BEGIN RECORDS FOR THE TASK
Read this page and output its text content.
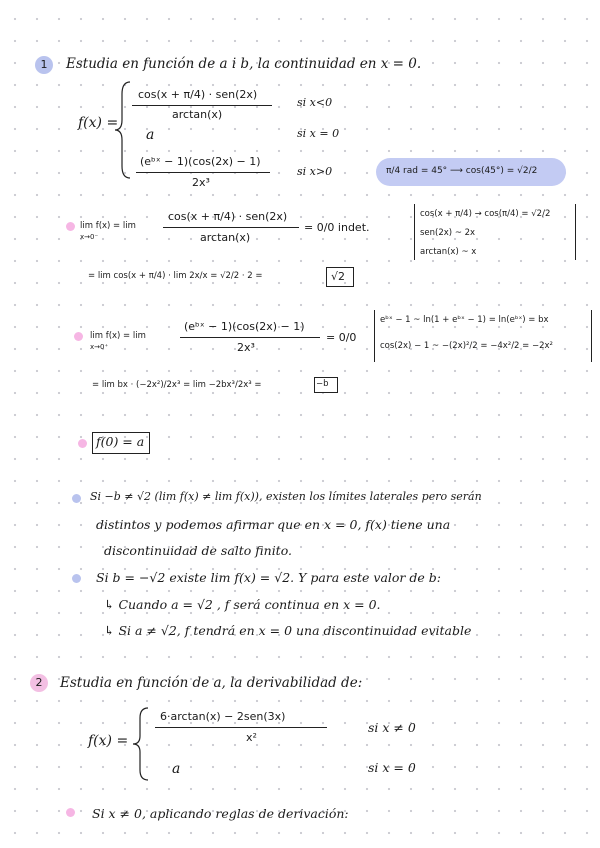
1	Estudia en función de a i b, la continuidad en x = 0.
f(x) =
cos(x + π/4) · sen(2x)
arctan(x)
si x<0
a	si x = 0
(eᵇˣ − 1)(cos(2x) − 1)
2x³
si x>0	π/4 rad = 45° ⟶ cos(45°) = √2/2
lim f(x) = lim
x→0⁻
cos(x + π/4) · sen(2x)
arctan(x)
= 0/0 indet.
cos(x + π/4) → cos(π/4) = √2/2
sen(2x) ~ 2x
arctan(x) ~ x
= lim cos(x + π/4) · lim 2x/x = √2/2 · 2 =	√2
lim f(x) = lim
x→0⁺
(eᵇˣ − 1)(cos(2x) − 1)
2x³
= 0/0
eᵇˣ − 1 ~ ln(1 + eᵇˣ − 1) = ln(eᵇˣ) = bx
cos(2x) − 1 ~ −(2x)²/2 = −4x²/2 = −2x²
= lim bx · (−2x²)/2x³ = lim −2bx³/2x³ =	−b
f(0) = a
Si −b ≠ √2 (lim f(x) ≠ lim f(x)), existen los límites laterales pero serán
distintos y podemos afirmar que en x = 0, f(x) tiene una
discontinuidad de salto finito.
Si b = −√2 existe lim f(x) = √2. Y para este valor de b:
↳ Cuando a = √2 , f será continua en x = 0.
↳ Si a ≠ √2, f tendrá en x = 0 una discontinuidad evitable
2	Estudia en función de a, la derivabilidad de:
f(x) =
6·arctan(x) − 2sen(3x)
x²
si x ≠ 0
a	si x = 0
Si x ≠ 0, aplicando reglas de derivación:
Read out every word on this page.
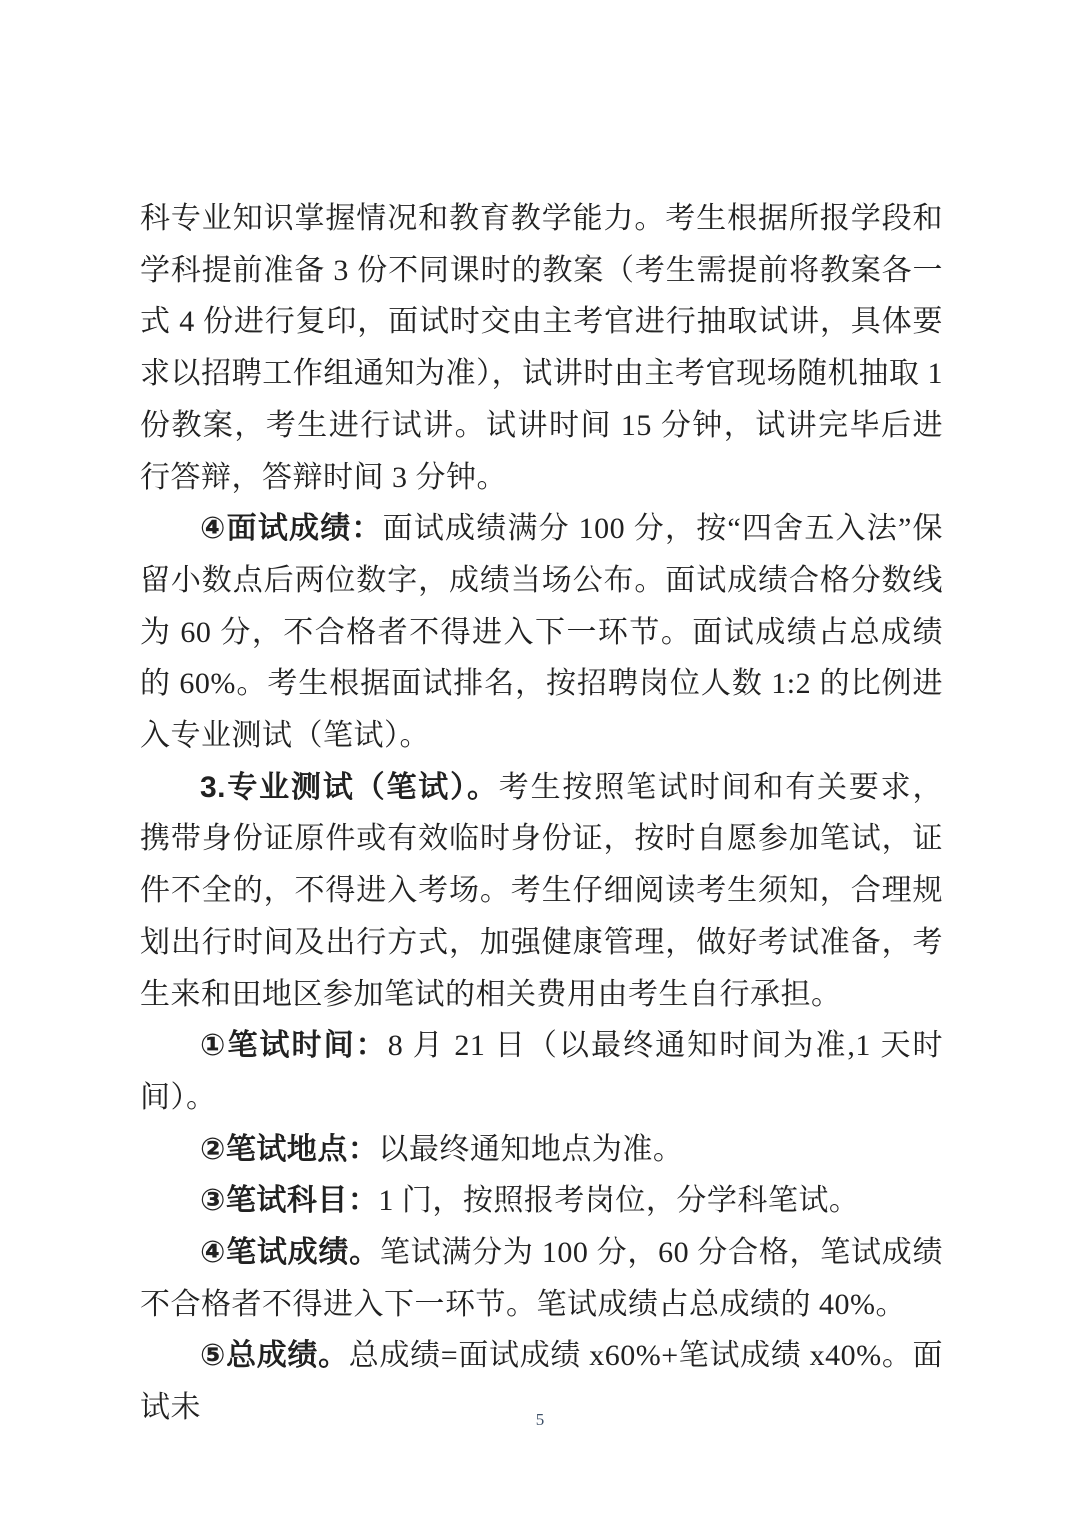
科专业知识掌握情况和教育教学能力。考生根据所报学段和学科提前准备 3 份不同课时的教案（考生需提前将教案各一式 4 份进行复印，面试时交由主考官进行抽取试讲，具体要求以招聘工作组通知为准），试讲时由主考官现场随机抽取 1 份教案，考生进行试讲。试讲时间 15 分钟，试讲完毕后进行答辩，答辩时间 3 分钟。

④面试成绩：面试成绩满分 100 分，按“四舍五入法”保留小数点后两位数字，成绩当场公布。面试成绩合格分数线为 60 分，不合格者不得进入下一环节。面试成绩占总成绩的 60%。考生根据面试排名，按招聘岗位人数 1:2 的比例进入专业测试（笔试）。

3.专业测试（笔试）。考生按照笔试时间和有关要求，携带身份证原件或有效临时身份证，按时自愿参加笔试，证件不全的，不得进入考场。考生仔细阅读考生须知，合理规划出行时间及出行方式，加强健康管理，做好考试准备，考生来和田地区参加笔试的相关费用由考生自行承担。

①笔试时间：8 月 21 日（以最终通知时间为准,1 天时间）。

②笔试地点：以最终通知地点为准。

③笔试科目：1 门，按照报考岗位，分学科笔试。

④笔试成绩。笔试满分为 100 分，60 分合格，笔试成绩不合格者不得进入下一环节。笔试成绩占总成绩的 40%。

⑤总成绩。总成绩=面试成绩 x60%+笔试成绩 x40%。面试未	5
END RECORDS FOR THE TASK
**EXERCISE DETAILS:**
Return a copy of every line that includes the word "discontinuidad".

**RESPONSE TO THIS EXERCISE:**
discontinuidad de salto finito.
↳ Si a ≠ √2, f tendrá en x = 0 una discontinuidad evitable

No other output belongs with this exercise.